**Aim of the task:** Go through the lines below and copy each one that holds the string "their".

### Given information ###

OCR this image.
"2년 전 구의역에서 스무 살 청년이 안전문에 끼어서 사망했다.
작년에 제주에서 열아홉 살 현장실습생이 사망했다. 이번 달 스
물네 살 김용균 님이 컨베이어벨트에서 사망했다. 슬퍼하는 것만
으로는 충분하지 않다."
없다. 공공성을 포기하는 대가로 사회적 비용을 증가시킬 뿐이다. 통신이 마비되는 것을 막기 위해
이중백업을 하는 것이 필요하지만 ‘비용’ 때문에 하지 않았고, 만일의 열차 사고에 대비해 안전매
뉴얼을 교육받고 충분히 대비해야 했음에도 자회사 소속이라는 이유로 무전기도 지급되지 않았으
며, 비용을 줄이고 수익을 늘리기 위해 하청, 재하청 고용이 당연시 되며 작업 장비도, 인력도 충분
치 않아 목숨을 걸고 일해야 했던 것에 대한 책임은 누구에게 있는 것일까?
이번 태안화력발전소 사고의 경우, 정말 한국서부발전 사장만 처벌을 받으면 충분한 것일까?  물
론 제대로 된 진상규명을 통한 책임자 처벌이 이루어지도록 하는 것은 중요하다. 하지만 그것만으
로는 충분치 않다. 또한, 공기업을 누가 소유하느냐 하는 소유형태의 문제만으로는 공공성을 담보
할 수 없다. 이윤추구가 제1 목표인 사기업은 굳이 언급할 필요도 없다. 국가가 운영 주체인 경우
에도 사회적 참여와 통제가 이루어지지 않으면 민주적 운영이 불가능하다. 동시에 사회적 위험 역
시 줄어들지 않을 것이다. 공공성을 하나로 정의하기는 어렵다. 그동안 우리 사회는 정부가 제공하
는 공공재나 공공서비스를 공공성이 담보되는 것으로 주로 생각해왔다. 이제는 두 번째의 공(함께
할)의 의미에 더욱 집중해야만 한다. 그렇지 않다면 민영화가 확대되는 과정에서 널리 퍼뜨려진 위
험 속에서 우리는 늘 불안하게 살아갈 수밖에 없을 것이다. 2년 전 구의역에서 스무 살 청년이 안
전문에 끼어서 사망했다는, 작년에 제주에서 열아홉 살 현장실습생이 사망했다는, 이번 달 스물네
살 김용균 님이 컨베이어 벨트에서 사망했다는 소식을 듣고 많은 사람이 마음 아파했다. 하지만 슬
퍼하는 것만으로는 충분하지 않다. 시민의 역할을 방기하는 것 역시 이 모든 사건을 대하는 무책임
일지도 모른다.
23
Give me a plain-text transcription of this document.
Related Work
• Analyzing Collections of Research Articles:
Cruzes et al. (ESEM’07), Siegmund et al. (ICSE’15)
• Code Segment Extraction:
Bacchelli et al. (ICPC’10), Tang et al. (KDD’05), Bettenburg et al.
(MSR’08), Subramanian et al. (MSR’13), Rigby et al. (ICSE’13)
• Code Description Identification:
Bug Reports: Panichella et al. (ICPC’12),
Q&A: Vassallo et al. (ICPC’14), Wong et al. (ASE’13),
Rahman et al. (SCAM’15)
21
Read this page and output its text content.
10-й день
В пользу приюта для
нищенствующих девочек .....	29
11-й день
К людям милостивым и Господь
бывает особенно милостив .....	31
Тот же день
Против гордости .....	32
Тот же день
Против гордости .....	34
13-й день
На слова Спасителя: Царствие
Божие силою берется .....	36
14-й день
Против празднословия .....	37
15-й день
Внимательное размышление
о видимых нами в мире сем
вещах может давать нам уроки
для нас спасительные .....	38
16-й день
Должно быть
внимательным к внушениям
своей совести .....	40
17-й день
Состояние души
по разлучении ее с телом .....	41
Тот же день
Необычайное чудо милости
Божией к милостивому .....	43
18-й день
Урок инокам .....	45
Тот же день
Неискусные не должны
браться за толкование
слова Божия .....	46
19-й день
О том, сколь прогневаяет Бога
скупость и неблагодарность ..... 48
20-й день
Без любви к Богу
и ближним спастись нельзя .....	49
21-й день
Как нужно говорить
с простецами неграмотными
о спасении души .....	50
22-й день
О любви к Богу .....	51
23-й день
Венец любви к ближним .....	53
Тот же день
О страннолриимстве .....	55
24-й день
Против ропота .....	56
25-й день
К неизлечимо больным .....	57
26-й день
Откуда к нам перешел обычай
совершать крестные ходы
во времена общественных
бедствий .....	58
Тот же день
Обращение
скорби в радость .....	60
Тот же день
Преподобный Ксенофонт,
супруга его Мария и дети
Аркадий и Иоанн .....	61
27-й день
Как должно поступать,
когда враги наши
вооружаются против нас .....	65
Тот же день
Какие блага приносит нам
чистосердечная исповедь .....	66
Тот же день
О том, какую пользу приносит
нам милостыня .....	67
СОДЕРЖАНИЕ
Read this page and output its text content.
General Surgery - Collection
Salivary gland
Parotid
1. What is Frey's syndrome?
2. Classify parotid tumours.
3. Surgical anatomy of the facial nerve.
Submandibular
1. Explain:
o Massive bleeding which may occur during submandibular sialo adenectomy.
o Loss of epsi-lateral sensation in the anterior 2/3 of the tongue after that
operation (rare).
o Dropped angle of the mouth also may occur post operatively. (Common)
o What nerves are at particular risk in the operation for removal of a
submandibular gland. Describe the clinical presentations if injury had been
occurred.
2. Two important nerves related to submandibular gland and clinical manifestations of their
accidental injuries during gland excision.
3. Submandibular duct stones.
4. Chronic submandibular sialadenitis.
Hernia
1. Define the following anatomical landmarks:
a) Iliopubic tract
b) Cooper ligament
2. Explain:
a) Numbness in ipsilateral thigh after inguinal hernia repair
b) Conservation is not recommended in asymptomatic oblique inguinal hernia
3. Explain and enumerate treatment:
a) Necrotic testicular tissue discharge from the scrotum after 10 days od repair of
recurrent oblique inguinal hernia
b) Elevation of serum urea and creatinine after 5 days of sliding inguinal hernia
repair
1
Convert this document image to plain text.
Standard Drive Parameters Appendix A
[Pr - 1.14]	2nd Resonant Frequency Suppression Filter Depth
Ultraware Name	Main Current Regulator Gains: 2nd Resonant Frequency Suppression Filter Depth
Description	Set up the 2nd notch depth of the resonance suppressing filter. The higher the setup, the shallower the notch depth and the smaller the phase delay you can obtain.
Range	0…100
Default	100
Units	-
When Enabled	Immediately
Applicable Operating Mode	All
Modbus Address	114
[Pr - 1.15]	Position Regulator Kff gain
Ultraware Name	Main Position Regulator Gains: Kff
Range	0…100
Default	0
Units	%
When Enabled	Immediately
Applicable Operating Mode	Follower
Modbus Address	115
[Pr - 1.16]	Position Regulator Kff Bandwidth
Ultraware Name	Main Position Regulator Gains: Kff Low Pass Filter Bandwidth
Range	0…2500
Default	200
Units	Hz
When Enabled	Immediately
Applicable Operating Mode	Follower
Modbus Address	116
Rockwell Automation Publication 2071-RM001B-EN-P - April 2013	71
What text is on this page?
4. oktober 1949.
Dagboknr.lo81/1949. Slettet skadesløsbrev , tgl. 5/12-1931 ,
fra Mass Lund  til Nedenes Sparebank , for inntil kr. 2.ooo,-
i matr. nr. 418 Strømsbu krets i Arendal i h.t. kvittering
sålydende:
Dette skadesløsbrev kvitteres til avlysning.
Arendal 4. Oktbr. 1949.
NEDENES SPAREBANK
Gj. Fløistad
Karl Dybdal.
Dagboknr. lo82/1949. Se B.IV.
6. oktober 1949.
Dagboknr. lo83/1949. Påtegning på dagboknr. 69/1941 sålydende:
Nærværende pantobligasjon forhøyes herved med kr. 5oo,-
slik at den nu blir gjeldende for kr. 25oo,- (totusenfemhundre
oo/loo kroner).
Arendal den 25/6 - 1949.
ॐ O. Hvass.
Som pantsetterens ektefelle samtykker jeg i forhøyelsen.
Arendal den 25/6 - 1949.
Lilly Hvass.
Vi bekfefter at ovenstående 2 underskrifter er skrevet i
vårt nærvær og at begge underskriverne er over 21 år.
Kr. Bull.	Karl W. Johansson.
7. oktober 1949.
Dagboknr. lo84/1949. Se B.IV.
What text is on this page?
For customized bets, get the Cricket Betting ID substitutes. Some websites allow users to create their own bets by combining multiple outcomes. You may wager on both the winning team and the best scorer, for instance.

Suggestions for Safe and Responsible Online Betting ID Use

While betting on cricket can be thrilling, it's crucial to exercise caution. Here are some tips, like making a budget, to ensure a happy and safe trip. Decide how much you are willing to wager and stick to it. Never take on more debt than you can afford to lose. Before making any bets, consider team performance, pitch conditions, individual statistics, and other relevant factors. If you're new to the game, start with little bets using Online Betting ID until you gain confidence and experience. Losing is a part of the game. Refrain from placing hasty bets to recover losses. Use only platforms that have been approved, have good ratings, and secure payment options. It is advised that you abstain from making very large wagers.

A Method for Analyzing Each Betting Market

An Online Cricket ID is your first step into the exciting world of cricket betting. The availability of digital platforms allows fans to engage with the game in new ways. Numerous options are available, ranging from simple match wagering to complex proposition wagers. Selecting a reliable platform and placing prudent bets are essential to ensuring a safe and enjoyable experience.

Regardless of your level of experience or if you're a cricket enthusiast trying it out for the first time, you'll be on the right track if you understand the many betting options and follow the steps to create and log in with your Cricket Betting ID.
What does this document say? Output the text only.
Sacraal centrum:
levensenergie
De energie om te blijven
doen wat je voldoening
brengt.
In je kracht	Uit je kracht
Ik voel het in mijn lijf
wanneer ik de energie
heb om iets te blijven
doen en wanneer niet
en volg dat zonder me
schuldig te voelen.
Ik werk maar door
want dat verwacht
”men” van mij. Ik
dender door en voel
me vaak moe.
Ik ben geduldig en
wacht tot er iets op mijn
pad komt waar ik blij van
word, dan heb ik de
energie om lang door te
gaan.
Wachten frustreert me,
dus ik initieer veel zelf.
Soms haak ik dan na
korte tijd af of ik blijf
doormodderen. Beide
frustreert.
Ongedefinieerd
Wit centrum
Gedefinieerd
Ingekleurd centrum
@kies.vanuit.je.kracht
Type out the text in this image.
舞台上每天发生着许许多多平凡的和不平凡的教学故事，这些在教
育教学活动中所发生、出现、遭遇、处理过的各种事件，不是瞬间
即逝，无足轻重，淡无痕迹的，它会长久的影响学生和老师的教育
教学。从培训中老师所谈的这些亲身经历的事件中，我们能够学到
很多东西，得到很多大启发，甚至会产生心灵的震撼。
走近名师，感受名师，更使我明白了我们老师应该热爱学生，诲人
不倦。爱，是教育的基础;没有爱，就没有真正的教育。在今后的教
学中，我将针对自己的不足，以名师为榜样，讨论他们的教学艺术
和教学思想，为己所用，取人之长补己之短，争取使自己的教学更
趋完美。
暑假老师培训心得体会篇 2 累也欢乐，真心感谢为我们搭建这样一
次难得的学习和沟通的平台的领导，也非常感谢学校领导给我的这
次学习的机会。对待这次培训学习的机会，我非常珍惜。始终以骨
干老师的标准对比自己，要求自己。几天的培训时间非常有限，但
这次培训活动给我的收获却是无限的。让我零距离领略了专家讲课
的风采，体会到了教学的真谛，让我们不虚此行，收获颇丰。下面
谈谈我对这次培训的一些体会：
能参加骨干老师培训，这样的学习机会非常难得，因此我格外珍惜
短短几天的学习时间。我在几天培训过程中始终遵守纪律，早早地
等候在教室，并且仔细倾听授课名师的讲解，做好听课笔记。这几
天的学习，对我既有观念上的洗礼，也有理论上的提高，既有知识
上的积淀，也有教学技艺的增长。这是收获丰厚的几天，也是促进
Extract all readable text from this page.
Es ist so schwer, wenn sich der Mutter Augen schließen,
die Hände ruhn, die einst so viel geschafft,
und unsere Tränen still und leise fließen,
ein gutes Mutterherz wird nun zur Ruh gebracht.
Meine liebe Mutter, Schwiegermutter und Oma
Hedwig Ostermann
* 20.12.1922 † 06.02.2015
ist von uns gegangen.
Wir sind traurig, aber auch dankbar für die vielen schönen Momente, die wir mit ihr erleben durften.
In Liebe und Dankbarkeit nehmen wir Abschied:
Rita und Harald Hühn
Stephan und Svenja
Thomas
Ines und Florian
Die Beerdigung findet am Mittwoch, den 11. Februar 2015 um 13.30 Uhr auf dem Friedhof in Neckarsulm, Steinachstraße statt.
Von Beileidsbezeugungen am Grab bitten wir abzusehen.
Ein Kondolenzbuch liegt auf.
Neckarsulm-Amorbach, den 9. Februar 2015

###

**Result:**
2. Two important nerves related to submandibular gland and clinical manifestations of their
For customized bets, get the Cricket Betting ID substitutes. Some websites allow users to create their own bets by combining multiple outcomes. You may wager on both the winning team and the best scorer, for instance.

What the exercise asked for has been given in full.